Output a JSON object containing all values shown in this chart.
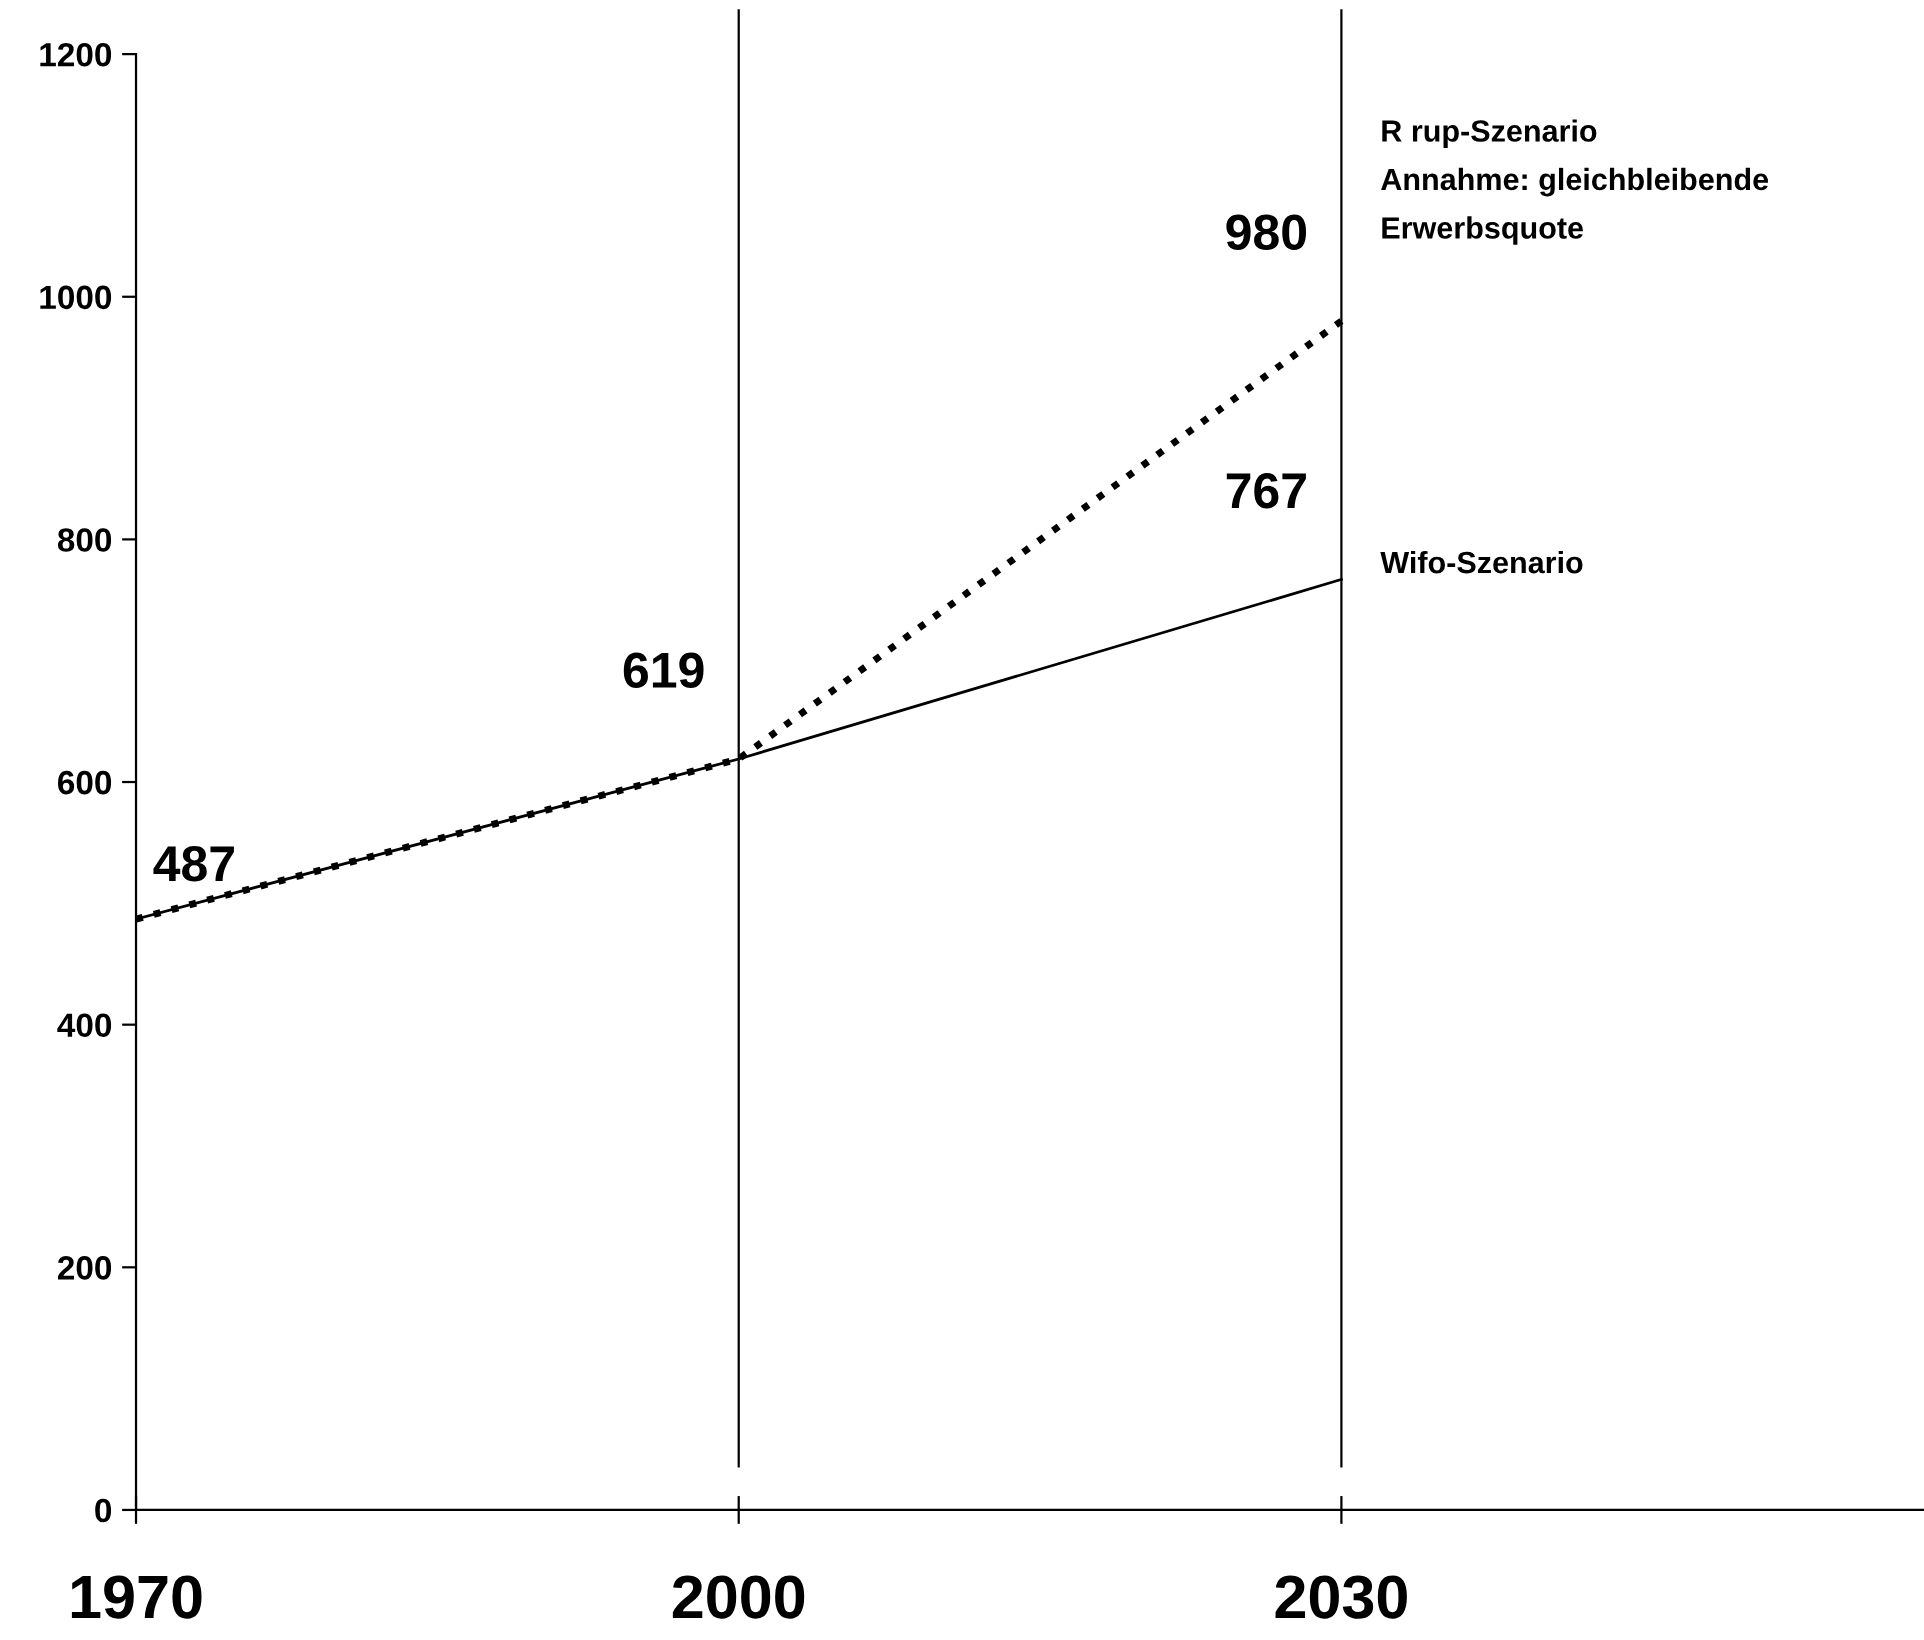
{
  "chart_data": {
    "type": "line",
    "x": [
      1970,
      2000,
      2030
    ],
    "series": [
      {
        "name": "Wifo-Szenario",
        "color": "#000000",
        "line_style": "solid",
        "values": [
          487,
          619,
          767
        ],
        "value_labels": [
          "487",
          "619",
          "767"
        ]
      },
      {
        "name": "R rup-Szenario\nAnnahme: gleichbleibende\nErwerbsquote",
        "color": "#000000",
        "line_style": "dotted",
        "values": [
          487,
          619,
          980
        ],
        "value_labels": [
          null,
          null,
          "980"
        ]
      }
    ],
    "xlim": [
      1970,
      2059
    ],
    "xticks": [
      1970,
      2000,
      2030
    ],
    "ylim": [
      0,
      1200
    ],
    "yticks": [
      0,
      200,
      400,
      600,
      800,
      1000,
      1200
    ],
    "ref_lines": [
      {
        "axis": "x",
        "value": 2000,
        "color": "#000000"
      },
      {
        "axis": "x",
        "value": 2030,
        "color": "#000000"
      }
    ],
    "grid": false,
    "legend": false,
    "marker": "none"
  }
}
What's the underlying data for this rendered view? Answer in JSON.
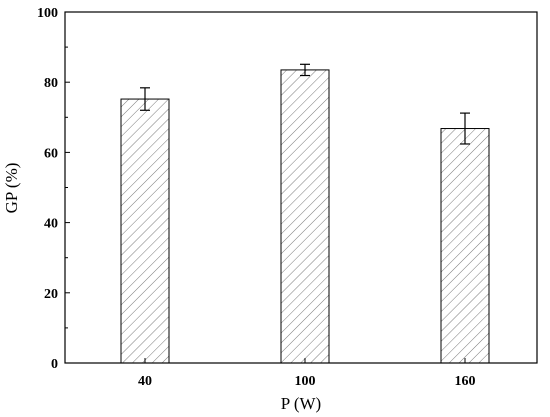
{
  "chart_data": {
    "type": "bar",
    "xlabel": "P (W)",
    "ylabel": "GP (%)",
    "categories": [
      "40",
      "100",
      "160"
    ],
    "series": [
      {
        "values": [
          75.2,
          83.5,
          66.8
        ],
        "error": [
          3.2,
          1.6,
          4.4
        ]
      }
    ],
    "ylim": [
      0,
      100
    ],
    "yticks": [
      0,
      20,
      40,
      60,
      80,
      100
    ],
    "ytick_labels": [
      "0",
      "20",
      "40",
      "60",
      "80",
      "100"
    ],
    "grid": false,
    "bar_fill": "hatched",
    "colors": {
      "bar_edge": "#000000",
      "hatch": "#777777",
      "axis": "#000000"
    }
  }
}
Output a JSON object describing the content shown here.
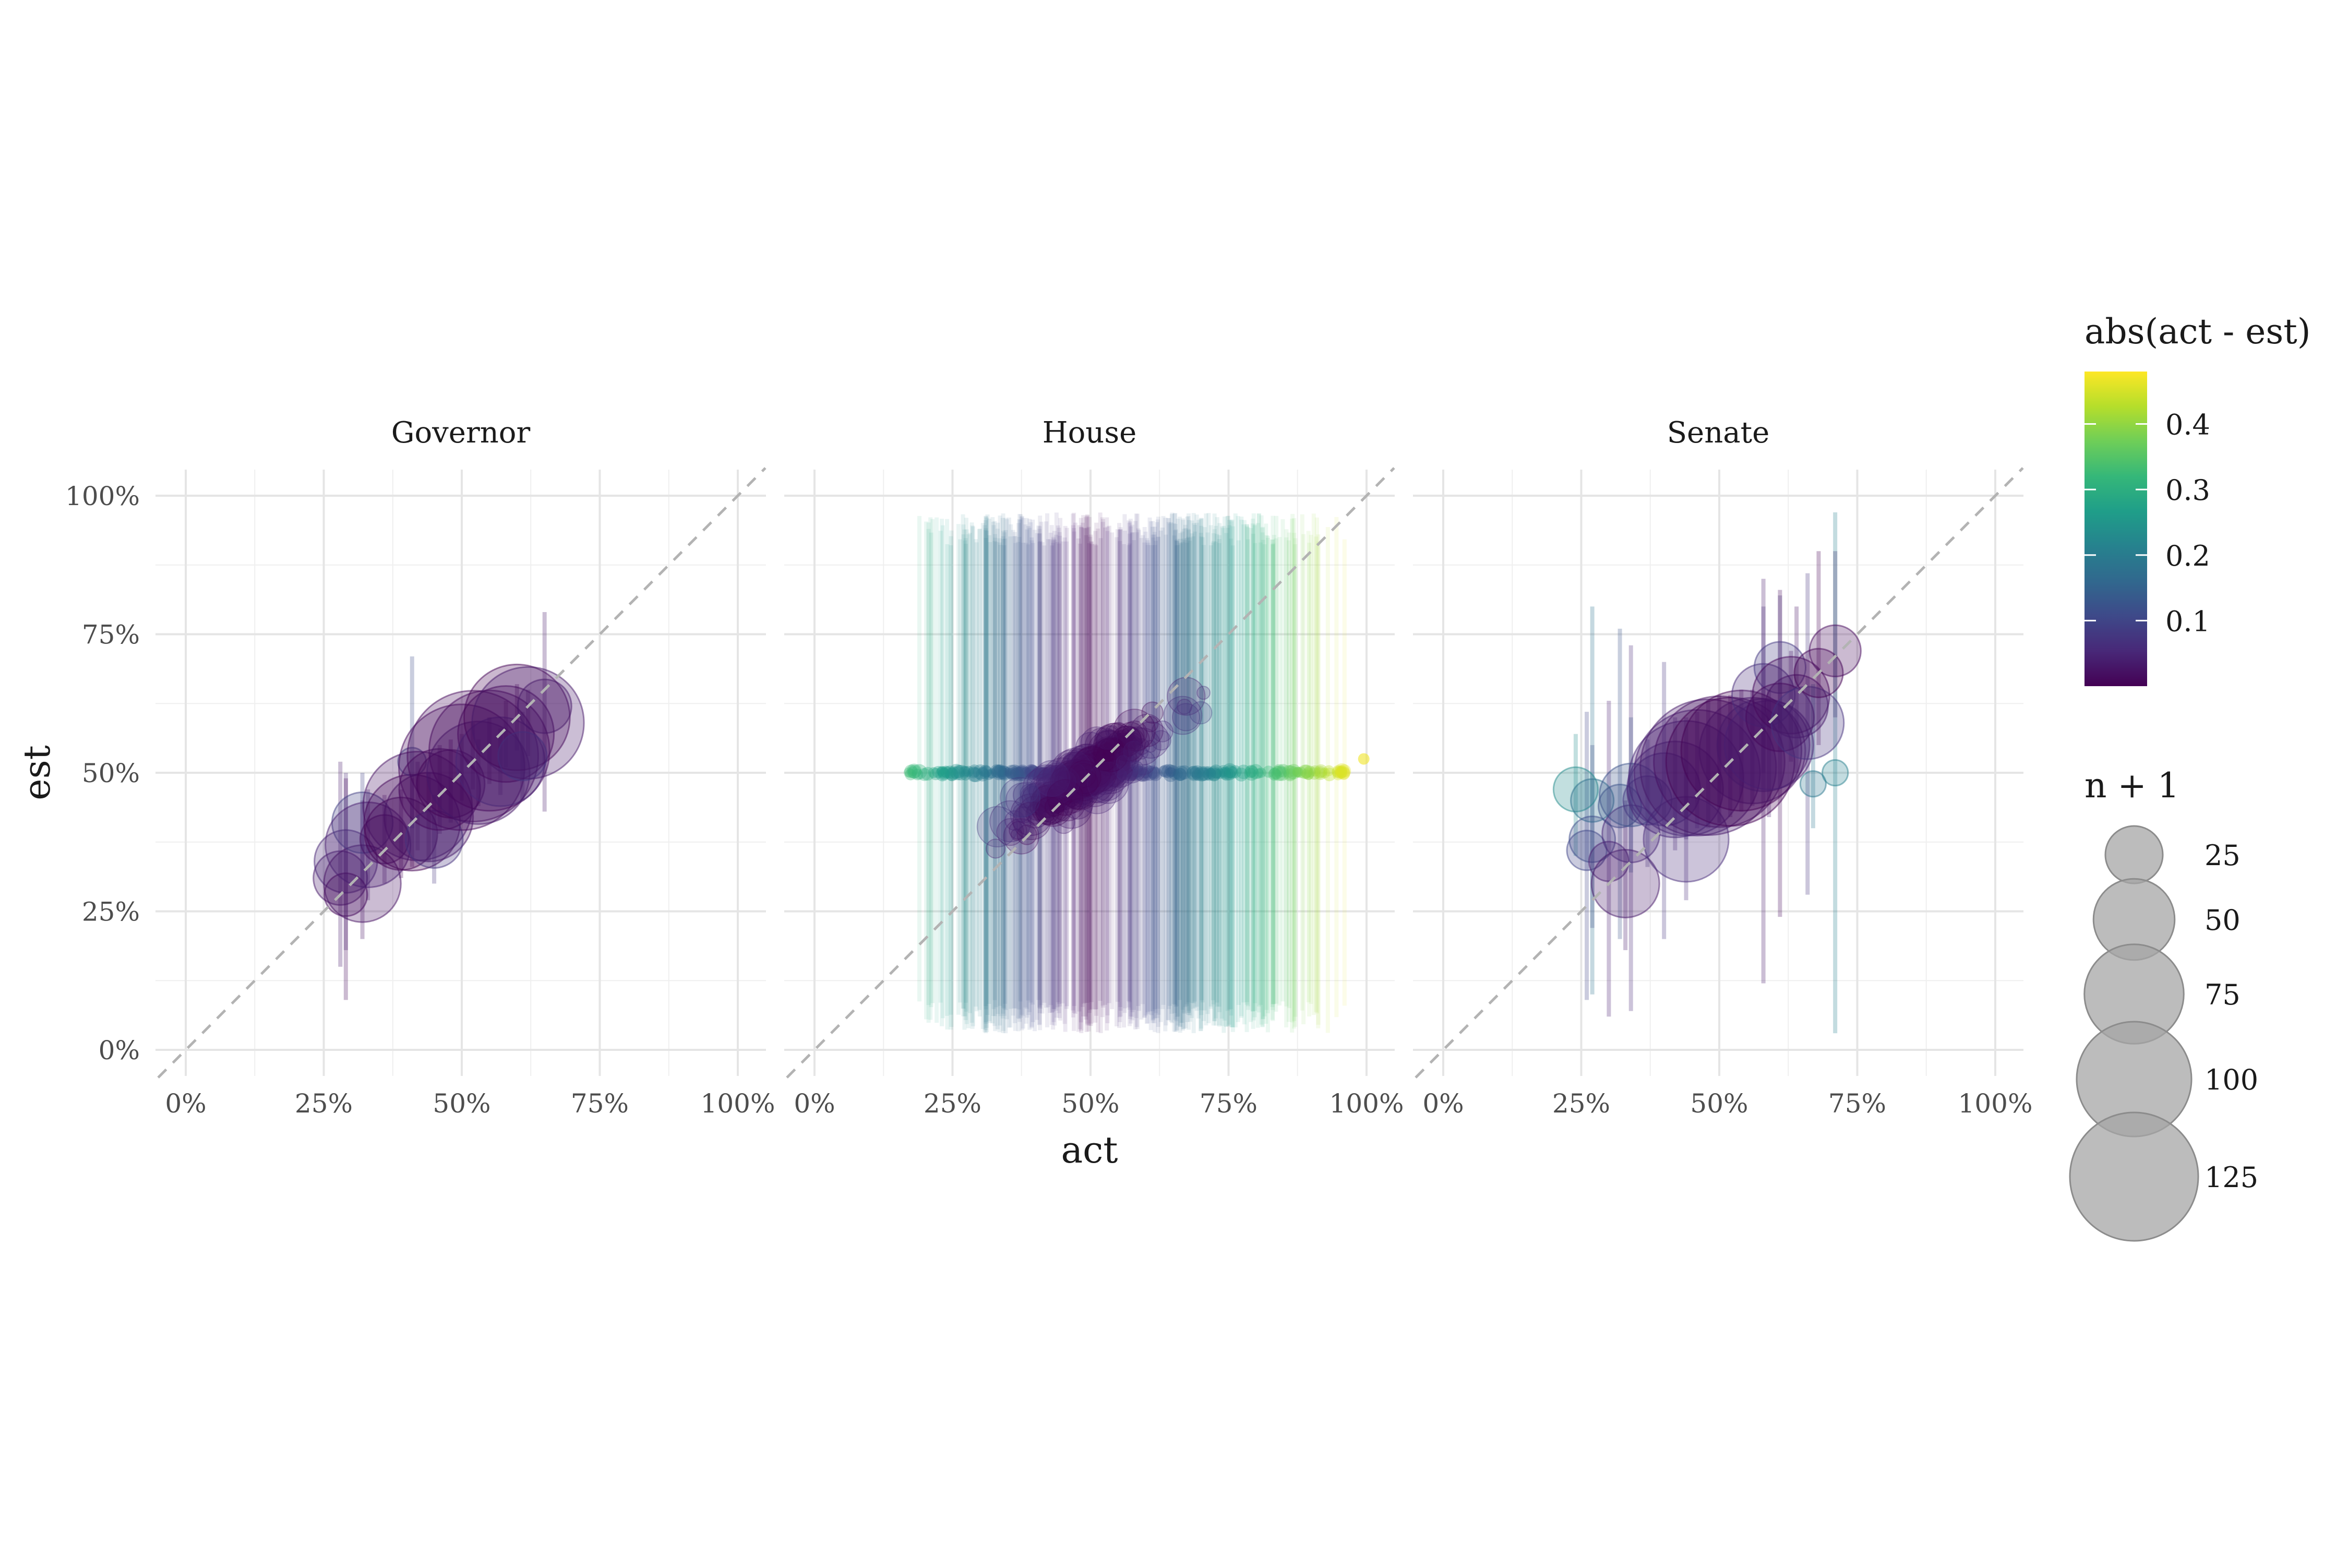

__DO THIS__: Repeat the full listing above exactly, with no pictures in the copy.

__SOLVED EXERCISE__:
Output a JSON object containing all values shown in this chart.
{
  "chart_data": {
    "type": "line",
    "x": [
      1970,
      2000,
      2030
    ],
    "series": [
      {
        "name": "Wifo-Szenario",
        "color": "#000000",
        "line_style": "solid",
        "values": [
          487,
          619,
          767
        ],
        "value_labels": [
          "487",
          "619",
          "767"
        ]
      },
      {
        "name": "R rup-Szenario\nAnnahme: gleichbleibende\nErwerbsquote",
        "color": "#000000",
        "line_style": "dotted",
        "values": [
          487,
          619,
          980
        ],
        "value_labels": [
          null,
          null,
          "980"
        ]
      }
    ],
    "xlim": [
      1970,
      2059
    ],
    "xticks": [
      1970,
      2000,
      2030
    ],
    "ylim": [
      0,
      1200
    ],
    "yticks": [
      0,
      200,
      400,
      600,
      800,
      1000,
      1200
    ],
    "ref_lines": [
      {
        "axis": "x",
        "value": 2000,
        "color": "#000000"
      },
      {
        "axis": "x",
        "value": 2030,
        "color": "#000000"
      }
    ],
    "grid": false,
    "legend": false,
    "marker": "none"
  }
}
What's the underlying data for this rendered view? Answer in JSON.
{
  "chart_data": {
    "type": "bar",
    "xlabel": "P (W)",
    "ylabel": "GP (%)",
    "categories": [
      "40",
      "100",
      "160"
    ],
    "series": [
      {
        "values": [
          75.2,
          83.5,
          66.8
        ],
        "error": [
          3.2,
          1.6,
          4.4
        ]
      }
    ],
    "ylim": [
      0,
      100
    ],
    "yticks": [
      0,
      20,
      40,
      60,
      80,
      100
    ],
    "ytick_labels": [
      "0",
      "20",
      "40",
      "60",
      "80",
      "100"
    ],
    "grid": false,
    "bar_fill": "hatched",
    "colors": {
      "bar_edge": "#000000",
      "hatch": "#777777",
      "axis": "#000000"
    }
  }
}
Output a JSON object describing the content shown here.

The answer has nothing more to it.